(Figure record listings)
■ ■ ■

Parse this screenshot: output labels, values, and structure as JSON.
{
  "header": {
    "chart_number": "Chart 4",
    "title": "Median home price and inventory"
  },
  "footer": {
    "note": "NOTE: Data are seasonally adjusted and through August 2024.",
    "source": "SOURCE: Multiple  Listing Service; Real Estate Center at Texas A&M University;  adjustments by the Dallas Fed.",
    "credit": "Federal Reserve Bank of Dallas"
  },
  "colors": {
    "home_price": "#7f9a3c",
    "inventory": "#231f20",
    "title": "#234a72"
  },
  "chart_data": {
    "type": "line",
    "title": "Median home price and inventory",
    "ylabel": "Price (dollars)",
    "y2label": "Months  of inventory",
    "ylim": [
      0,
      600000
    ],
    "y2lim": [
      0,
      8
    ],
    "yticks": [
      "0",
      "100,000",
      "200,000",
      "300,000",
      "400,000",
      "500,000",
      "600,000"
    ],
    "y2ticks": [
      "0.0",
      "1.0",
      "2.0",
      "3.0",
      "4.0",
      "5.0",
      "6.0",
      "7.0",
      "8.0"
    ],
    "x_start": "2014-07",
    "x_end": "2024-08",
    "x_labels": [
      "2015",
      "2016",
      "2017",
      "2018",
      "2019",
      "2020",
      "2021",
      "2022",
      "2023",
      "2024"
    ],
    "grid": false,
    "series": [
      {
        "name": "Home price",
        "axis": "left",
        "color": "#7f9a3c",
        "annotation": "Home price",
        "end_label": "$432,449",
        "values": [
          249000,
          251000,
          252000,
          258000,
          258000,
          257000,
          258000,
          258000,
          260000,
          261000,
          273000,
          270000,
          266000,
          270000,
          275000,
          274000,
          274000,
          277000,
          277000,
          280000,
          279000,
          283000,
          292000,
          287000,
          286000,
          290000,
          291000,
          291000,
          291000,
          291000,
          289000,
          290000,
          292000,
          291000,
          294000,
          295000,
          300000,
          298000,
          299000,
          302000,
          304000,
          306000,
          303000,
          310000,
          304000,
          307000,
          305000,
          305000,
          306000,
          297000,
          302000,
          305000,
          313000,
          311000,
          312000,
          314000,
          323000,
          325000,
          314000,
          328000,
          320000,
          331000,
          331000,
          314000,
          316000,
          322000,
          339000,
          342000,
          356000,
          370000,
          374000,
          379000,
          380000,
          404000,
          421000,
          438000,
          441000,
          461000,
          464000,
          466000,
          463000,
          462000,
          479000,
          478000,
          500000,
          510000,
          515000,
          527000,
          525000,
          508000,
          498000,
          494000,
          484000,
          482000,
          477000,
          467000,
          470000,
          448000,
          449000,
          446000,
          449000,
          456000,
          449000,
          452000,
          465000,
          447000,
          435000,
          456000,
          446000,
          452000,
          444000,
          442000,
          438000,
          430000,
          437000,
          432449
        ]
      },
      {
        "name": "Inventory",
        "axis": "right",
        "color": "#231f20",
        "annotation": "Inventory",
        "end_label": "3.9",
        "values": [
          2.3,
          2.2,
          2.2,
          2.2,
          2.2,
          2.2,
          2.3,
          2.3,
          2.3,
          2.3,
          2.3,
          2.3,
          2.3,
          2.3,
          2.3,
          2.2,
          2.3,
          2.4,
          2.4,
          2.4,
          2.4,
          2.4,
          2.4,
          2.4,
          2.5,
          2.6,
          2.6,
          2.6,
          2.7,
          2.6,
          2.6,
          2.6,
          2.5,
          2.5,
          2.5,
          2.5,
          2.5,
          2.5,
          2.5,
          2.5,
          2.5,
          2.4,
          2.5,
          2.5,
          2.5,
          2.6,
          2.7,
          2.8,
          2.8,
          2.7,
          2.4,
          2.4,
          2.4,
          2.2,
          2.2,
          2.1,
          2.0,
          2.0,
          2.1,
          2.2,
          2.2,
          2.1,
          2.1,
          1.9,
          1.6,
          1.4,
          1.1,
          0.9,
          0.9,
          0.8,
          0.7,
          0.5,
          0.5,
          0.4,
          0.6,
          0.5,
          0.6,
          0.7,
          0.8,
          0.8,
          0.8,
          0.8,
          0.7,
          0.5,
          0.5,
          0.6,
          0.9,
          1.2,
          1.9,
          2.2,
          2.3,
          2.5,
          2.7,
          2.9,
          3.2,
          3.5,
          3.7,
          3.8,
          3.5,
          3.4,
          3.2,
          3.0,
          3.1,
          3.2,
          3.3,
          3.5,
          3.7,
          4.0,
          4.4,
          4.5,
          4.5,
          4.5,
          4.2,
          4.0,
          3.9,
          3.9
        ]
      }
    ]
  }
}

■ ■ ■

REQUIRED WORK:
Repeat the preceding lines exactly, please, every one of them.

REPLY:
Parse this screenshot: output labels, values, and structure as JSON.
{
  "header": {
    "chart_number": "Chart 4",
    "title": "Median home price and inventory"
  },
  "footer": {
    "note": "NOTE: Data are seasonally adjusted and through August 2024.",
    "source": "SOURCE: Multiple  Listing Service; Real Estate Center at Texas A&M University;  adjustments by the Dallas Fed.",
    "credit": "Federal Reserve Bank of Dallas"
  },
  "colors": {
    "home_price": "#7f9a3c",
    "inventory": "#231f20",
    "title": "#234a72"
  },
  "chart_data": {
    "type": "line",
    "title": "Median home price and inventory",
    "ylabel": "Price (dollars)",
    "y2label": "Months  of inventory",
    "ylim": [
      0,
      600000
    ],
    "y2lim": [
      0,
      8
    ],
    "yticks": [
      "0",
      "100,000",
      "200,000",
      "300,000",
      "400,000",
      "500,000",
      "600,000"
    ],
    "y2ticks": [
      "0.0",
      "1.0",
      "2.0",
      "3.0",
      "4.0",
      "5.0",
      "6.0",
      "7.0",
      "8.0"
    ],
    "x_start": "2014-07",
    "x_end": "2024-08",
    "x_labels": [
      "2015",
      "2016",
      "2017",
      "2018",
      "2019",
      "2020",
      "2021",
      "2022",
      "2023",
      "2024"
    ],
    "grid": false,
    "series": [
      {
        "name": "Home price",
        "axis": "left",
        "color": "#7f9a3c",
        "annotation": "Home price",
        "end_label": "$432,449",
        "values": [
          249000,
          251000,
          252000,
          258000,
          258000,
          257000,
          258000,
          258000,
          260000,
          261000,
          273000,
          270000,
          266000,
          270000,
          275000,
          274000,
          274000,
          277000,
          277000,
          280000,
          279000,
          283000,
          292000,
          287000,
          286000,
          290000,
          291000,
          291000,
          291000,
          291000,
          289000,
          290000,
          292000,
          291000,
          294000,
          295000,
          300000,
          298000,
          299000,
          302000,
          304000,
          306000,
          303000,
          310000,
          304000,
          307000,
          305000,
          305000,
          306000,
          297000,
          302000,
          305000,
          313000,
          311000,
          312000,
          314000,
          323000,
          325000,
          314000,
          328000,
          320000,
          331000,
          331000,
          314000,
          316000,
          322000,
          339000,
          342000,
          356000,
          370000,
          374000,
          379000,
          380000,
          404000,
          421000,
          438000,
          441000,
          461000,
          464000,
          466000,
          463000,
          462000,
          479000,
          478000,
          500000,
          510000,
          515000,
          527000,
          525000,
          508000,
          498000,
          494000,
          484000,
          482000,
          477000,
          467000,
          470000,
          448000,
          449000,
          446000,
          449000,
          456000,
          449000,
          452000,
          465000,
          447000,
          435000,
          456000,
          446000,
          452000,
          444000,
          442000,
          438000,
          430000,
          437000,
          432449
        ]
      },
      {
        "name": "Inventory",
        "axis": "right",
        "color": "#231f20",
        "annotation": "Inventory",
        "end_label": "3.9",
        "values": [
          2.3,
          2.2,
          2.2,
          2.2,
          2.2,
          2.2,
          2.3,
          2.3,
          2.3,
          2.3,
          2.3,
          2.3,
          2.3,
          2.3,
          2.3,
          2.2,
          2.3,
          2.4,
          2.4,
          2.4,
          2.4,
          2.4,
          2.4,
          2.4,
          2.5,
          2.6,
          2.6,
          2.6,
          2.7,
          2.6,
          2.6,
          2.6,
          2.5,
          2.5,
          2.5,
          2.5,
          2.5,
          2.5,
          2.5,
          2.5,
          2.5,
          2.4,
          2.5,
          2.5,
          2.5,
          2.6,
          2.7,
          2.8,
          2.8,
          2.7,
          2.4,
          2.4,
          2.4,
          2.2,
          2.2,
          2.1,
          2.0,
          2.0,
          2.1,
          2.2,
          2.2,
          2.1,
          2.1,
          1.9,
          1.6,
          1.4,
          1.1,
          0.9,
          0.9,
          0.8,
          0.7,
          0.5,
          0.5,
          0.4,
          0.6,
          0.5,
          0.6,
          0.7,
          0.8,
          0.8,
          0.8,
          0.8,
          0.7,
          0.5,
          0.5,
          0.6,
          0.9,
          1.2,
          1.9,
          2.2,
          2.3,
          2.5,
          2.7,
          2.9,
          3.2,
          3.5,
          3.7,
          3.8,
          3.5,
          3.4,
          3.2,
          3.0,
          3.1,
          3.2,
          3.3,
          3.5,
          3.7,
          4.0,
          4.4,
          4.5,
          4.5,
          4.5,
          4.2,
          4.0,
          3.9,
          3.9
        ]
      }
    ]
  }
}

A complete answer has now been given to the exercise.